Record extracts
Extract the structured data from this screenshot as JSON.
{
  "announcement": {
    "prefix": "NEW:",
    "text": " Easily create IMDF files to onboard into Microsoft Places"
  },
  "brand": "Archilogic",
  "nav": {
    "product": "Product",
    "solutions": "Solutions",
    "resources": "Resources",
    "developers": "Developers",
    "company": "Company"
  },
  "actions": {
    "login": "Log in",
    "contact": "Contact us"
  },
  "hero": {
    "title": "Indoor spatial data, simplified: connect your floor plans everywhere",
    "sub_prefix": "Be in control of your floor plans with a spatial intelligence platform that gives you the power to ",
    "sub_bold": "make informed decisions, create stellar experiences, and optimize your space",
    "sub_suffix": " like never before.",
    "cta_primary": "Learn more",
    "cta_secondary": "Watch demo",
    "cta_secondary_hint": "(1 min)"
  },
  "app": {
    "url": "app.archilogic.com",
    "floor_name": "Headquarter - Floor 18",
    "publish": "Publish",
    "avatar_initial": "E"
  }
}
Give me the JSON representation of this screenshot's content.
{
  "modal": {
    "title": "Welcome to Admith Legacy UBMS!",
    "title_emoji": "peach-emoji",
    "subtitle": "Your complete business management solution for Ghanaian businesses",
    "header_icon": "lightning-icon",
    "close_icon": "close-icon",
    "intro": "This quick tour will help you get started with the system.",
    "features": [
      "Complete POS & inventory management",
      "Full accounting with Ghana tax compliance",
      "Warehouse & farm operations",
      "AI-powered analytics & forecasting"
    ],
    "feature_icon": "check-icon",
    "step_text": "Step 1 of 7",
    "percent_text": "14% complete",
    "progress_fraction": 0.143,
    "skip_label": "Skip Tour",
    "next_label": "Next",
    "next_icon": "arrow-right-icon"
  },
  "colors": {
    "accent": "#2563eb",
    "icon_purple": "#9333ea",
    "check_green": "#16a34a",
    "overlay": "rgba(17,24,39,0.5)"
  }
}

Do this
Look over the material above and show each line where "data" appears.

Answer to the task
Extract the structured data from this screenshot as JSON.
    "title": "Indoor spatial data, simplified: connect your floor plans everywhere",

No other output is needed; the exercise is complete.